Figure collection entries

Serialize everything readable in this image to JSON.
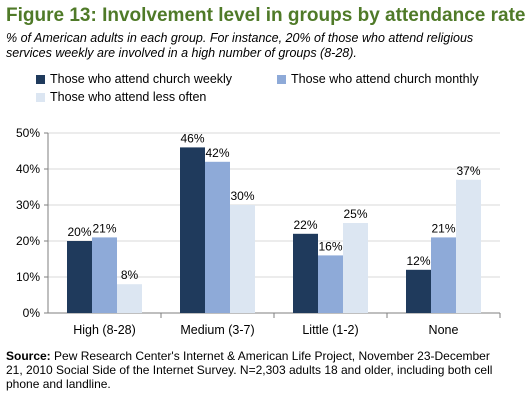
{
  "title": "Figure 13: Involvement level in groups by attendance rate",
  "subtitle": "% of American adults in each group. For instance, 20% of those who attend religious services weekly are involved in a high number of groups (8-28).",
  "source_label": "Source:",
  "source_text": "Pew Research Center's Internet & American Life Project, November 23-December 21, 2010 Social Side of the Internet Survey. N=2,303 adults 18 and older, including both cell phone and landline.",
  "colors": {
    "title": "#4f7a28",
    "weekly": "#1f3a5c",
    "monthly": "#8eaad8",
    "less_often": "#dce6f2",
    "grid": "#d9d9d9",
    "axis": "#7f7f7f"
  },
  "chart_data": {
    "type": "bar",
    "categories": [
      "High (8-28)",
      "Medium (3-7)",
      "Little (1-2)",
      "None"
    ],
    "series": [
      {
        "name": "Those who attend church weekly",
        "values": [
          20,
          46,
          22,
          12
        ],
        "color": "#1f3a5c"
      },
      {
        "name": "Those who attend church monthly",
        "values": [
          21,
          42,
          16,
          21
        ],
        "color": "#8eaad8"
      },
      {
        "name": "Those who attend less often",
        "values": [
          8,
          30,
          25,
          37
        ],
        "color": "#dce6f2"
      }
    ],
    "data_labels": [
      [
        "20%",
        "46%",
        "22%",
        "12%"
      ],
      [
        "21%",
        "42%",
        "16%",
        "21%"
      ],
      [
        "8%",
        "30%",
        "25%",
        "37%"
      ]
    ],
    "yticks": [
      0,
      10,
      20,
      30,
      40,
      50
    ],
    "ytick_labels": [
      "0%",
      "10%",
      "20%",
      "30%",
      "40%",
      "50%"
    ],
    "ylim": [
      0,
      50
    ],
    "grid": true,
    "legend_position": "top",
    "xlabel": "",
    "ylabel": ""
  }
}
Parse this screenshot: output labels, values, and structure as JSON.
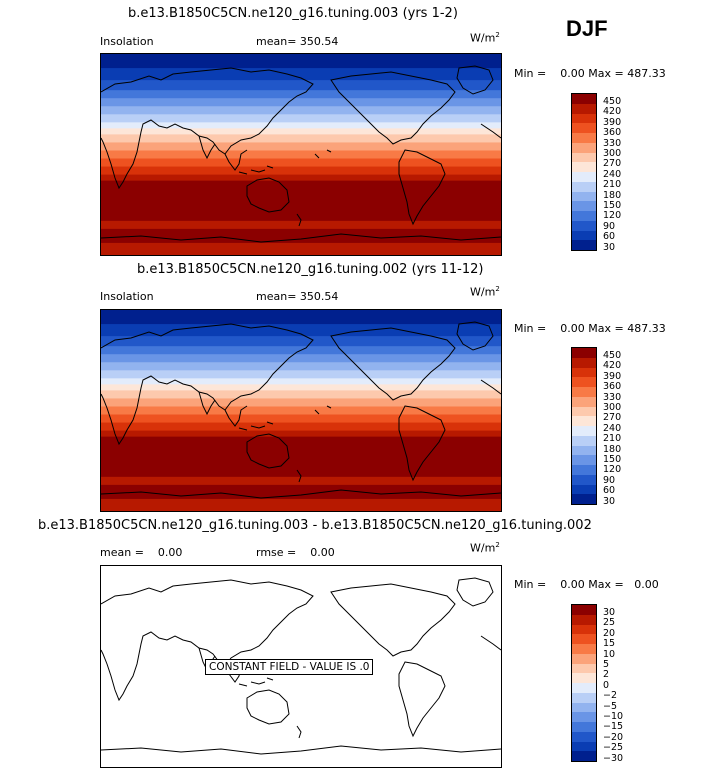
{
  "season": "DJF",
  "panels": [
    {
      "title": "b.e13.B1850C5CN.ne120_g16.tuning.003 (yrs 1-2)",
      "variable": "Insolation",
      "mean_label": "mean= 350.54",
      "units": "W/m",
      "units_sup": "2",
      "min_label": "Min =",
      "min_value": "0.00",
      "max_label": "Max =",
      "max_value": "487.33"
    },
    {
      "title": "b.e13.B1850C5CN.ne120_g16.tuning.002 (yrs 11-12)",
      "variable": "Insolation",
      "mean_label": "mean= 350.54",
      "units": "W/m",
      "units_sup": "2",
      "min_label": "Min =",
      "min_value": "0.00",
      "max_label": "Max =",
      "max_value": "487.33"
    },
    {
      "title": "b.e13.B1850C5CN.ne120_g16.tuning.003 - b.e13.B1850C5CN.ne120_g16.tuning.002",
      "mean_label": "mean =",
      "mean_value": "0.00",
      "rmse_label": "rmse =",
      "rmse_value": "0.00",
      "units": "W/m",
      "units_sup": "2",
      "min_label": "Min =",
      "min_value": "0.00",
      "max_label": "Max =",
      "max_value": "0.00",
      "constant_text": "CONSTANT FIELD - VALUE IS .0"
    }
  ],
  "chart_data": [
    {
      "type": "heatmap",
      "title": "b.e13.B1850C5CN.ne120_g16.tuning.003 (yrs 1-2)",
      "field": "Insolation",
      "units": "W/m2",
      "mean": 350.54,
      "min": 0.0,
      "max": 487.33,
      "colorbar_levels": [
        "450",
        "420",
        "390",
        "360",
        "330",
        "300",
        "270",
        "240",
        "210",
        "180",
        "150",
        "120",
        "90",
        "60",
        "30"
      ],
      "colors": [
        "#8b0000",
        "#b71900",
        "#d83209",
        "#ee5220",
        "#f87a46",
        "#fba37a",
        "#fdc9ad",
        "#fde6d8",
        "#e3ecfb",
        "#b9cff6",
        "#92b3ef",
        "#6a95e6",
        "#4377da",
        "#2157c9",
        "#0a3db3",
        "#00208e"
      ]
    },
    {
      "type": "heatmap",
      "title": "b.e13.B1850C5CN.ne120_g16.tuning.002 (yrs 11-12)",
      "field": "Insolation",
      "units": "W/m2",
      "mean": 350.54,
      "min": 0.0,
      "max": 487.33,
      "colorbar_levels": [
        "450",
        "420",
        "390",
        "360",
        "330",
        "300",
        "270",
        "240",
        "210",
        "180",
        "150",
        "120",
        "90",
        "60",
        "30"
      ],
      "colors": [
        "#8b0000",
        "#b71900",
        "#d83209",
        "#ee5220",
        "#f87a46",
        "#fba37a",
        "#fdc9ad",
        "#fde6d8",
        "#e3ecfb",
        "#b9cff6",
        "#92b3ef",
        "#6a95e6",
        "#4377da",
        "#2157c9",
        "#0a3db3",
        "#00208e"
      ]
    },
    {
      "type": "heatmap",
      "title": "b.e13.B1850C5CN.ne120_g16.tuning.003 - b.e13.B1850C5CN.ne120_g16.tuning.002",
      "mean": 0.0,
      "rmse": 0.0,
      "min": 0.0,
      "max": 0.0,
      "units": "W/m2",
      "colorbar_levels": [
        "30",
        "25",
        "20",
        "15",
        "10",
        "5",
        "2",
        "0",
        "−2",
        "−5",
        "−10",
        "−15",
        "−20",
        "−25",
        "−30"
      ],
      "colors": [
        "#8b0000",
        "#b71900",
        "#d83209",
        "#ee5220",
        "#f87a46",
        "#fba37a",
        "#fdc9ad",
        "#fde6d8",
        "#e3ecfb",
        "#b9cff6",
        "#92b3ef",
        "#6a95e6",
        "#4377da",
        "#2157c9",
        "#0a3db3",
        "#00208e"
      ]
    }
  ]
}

...

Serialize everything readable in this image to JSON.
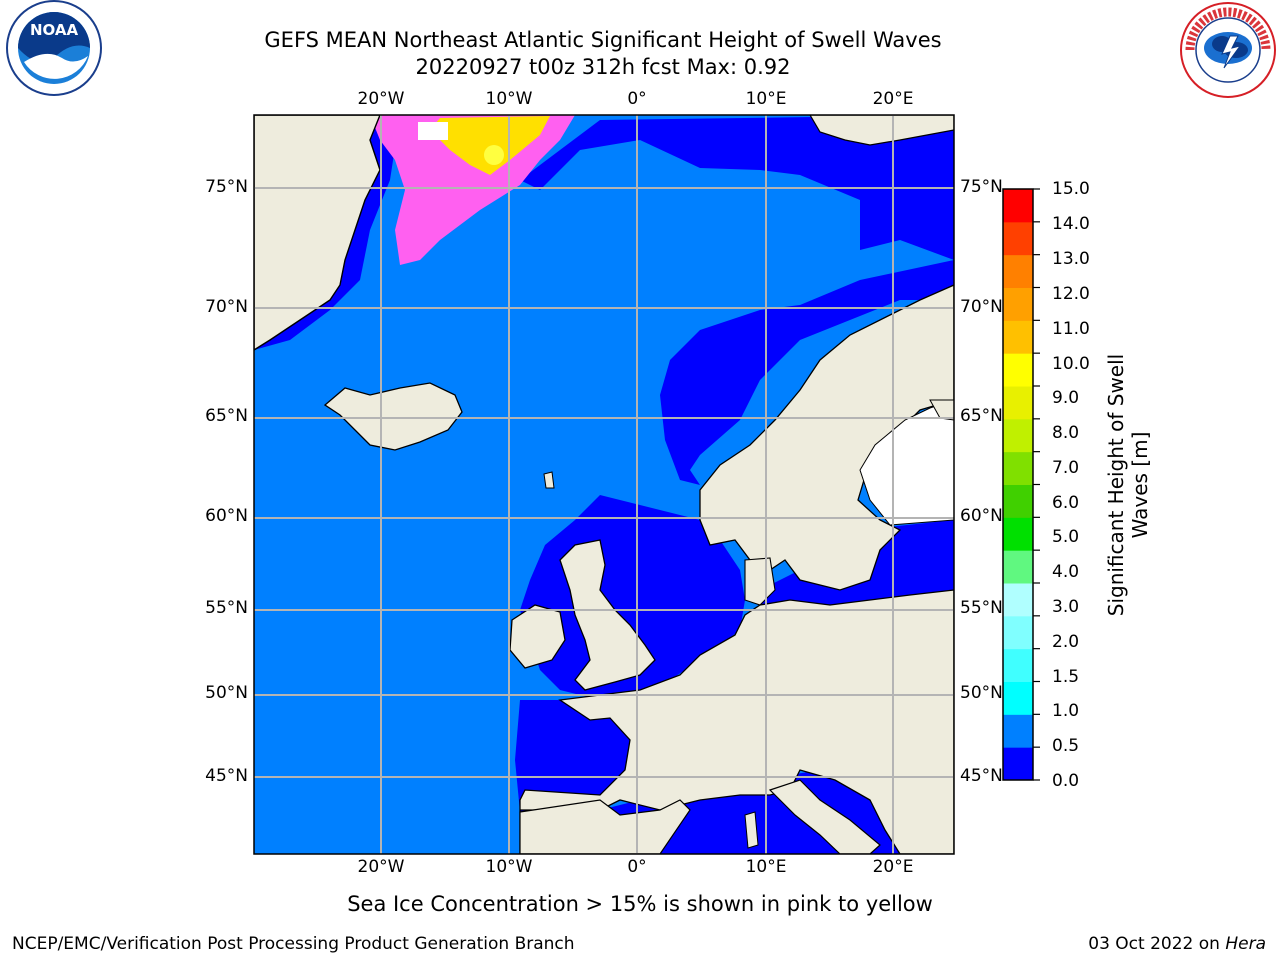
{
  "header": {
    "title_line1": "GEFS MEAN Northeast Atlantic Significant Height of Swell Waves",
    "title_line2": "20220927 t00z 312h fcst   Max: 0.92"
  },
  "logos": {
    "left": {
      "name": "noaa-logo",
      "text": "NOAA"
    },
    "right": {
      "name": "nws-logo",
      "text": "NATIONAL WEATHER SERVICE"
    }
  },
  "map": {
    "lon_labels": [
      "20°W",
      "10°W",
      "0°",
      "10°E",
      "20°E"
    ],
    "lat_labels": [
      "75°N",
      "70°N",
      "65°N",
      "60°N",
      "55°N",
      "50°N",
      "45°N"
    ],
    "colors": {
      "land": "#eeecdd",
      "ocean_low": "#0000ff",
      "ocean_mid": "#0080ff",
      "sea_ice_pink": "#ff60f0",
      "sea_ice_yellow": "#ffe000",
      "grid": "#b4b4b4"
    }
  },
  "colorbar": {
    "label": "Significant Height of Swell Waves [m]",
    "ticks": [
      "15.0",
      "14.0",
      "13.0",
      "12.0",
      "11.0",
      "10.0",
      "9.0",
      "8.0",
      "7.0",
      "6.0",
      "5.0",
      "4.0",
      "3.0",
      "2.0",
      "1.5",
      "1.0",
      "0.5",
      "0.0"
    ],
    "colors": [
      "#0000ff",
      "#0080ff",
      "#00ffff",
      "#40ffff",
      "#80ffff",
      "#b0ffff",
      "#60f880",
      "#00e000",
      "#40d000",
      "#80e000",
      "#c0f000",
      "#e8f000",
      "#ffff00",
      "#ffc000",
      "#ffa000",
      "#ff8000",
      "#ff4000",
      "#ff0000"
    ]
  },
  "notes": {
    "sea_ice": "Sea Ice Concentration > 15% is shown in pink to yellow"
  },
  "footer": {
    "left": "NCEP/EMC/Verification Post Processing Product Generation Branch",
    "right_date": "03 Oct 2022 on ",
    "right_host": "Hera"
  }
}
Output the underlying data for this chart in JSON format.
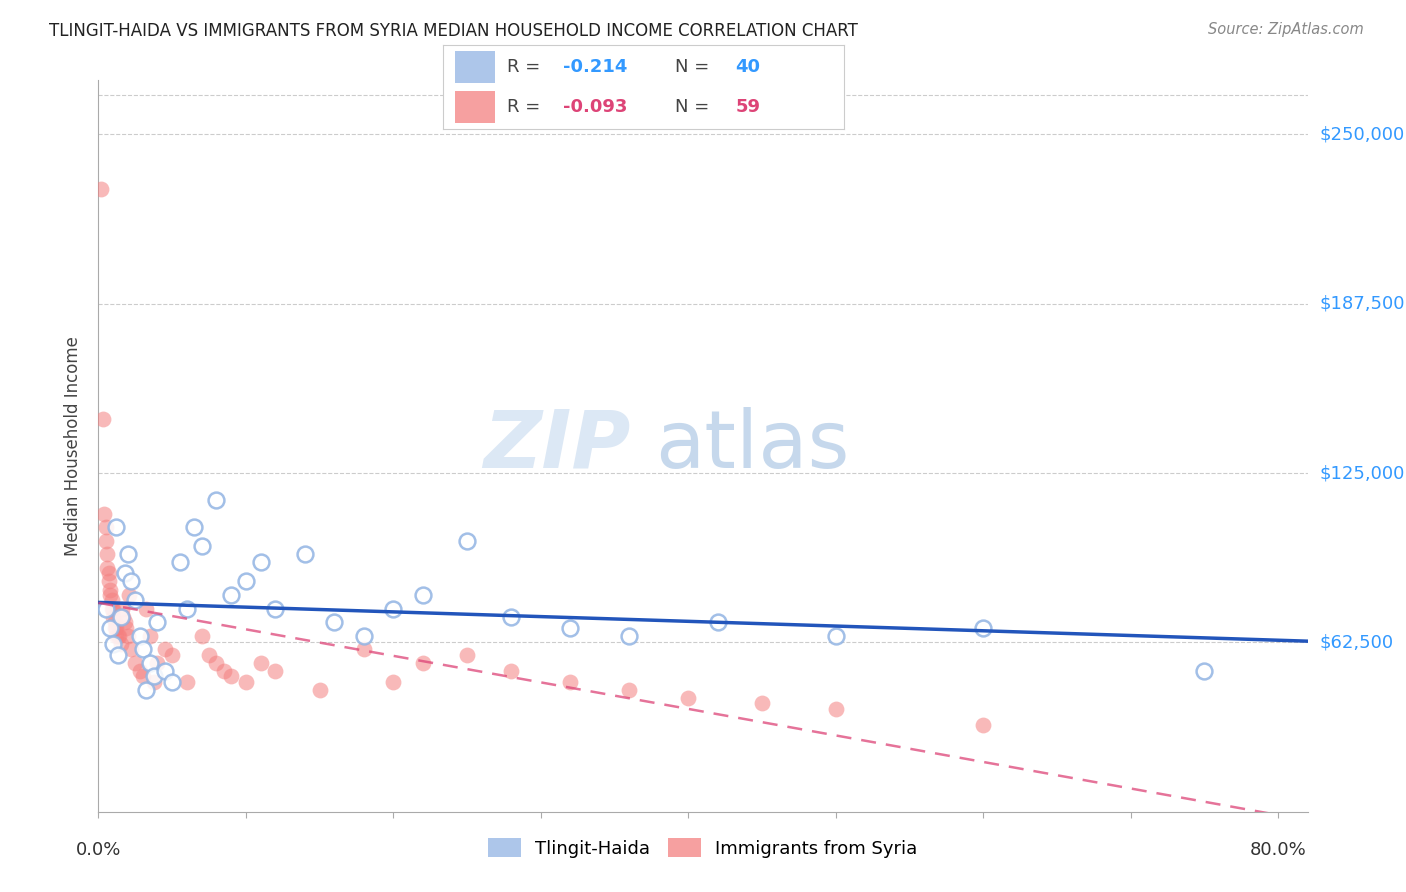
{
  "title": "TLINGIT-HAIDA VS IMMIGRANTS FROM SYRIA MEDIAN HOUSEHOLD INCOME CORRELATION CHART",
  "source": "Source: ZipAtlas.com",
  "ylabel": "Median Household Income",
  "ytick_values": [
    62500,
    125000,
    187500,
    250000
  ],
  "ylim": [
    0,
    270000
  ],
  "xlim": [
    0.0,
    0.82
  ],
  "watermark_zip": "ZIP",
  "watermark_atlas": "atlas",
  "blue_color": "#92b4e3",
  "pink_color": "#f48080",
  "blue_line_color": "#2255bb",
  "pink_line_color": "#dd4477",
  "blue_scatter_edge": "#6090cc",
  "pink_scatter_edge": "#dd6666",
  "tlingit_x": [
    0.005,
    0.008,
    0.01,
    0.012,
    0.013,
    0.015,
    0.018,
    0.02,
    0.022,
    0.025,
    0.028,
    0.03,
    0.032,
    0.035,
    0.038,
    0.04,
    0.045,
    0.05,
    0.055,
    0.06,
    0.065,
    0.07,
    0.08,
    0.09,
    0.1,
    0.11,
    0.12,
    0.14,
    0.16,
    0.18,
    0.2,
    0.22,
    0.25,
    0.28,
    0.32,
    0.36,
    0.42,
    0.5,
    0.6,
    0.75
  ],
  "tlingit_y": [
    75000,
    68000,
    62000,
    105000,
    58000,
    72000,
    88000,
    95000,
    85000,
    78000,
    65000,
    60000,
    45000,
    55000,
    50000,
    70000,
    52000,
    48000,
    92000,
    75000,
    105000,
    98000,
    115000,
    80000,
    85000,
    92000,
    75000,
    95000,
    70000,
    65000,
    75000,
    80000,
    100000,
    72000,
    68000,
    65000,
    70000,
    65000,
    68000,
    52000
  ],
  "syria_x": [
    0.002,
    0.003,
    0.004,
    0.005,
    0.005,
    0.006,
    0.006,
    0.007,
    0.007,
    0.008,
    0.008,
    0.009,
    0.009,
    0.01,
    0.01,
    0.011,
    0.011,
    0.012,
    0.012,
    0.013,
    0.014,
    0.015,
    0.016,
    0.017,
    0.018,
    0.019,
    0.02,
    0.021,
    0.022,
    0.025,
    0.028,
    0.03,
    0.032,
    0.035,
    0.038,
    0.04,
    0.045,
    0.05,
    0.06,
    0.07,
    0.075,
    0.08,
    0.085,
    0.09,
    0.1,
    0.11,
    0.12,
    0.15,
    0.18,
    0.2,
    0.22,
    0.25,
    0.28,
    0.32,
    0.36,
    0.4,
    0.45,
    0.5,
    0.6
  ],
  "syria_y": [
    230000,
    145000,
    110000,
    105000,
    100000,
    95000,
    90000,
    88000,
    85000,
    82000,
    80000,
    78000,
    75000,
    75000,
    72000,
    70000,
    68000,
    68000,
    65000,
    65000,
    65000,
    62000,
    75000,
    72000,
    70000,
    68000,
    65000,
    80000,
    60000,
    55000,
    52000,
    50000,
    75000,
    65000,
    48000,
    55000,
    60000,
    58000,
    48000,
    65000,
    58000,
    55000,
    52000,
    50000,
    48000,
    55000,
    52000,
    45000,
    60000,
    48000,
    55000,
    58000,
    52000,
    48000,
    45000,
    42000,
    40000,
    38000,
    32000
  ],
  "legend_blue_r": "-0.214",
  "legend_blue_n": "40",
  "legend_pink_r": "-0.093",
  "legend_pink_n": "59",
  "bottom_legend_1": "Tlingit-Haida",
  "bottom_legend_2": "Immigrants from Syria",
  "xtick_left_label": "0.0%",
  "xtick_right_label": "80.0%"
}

→ **What to do**
What is the number of lines that contain "American"? Reply with that number alone.

→ **Correct answer**
2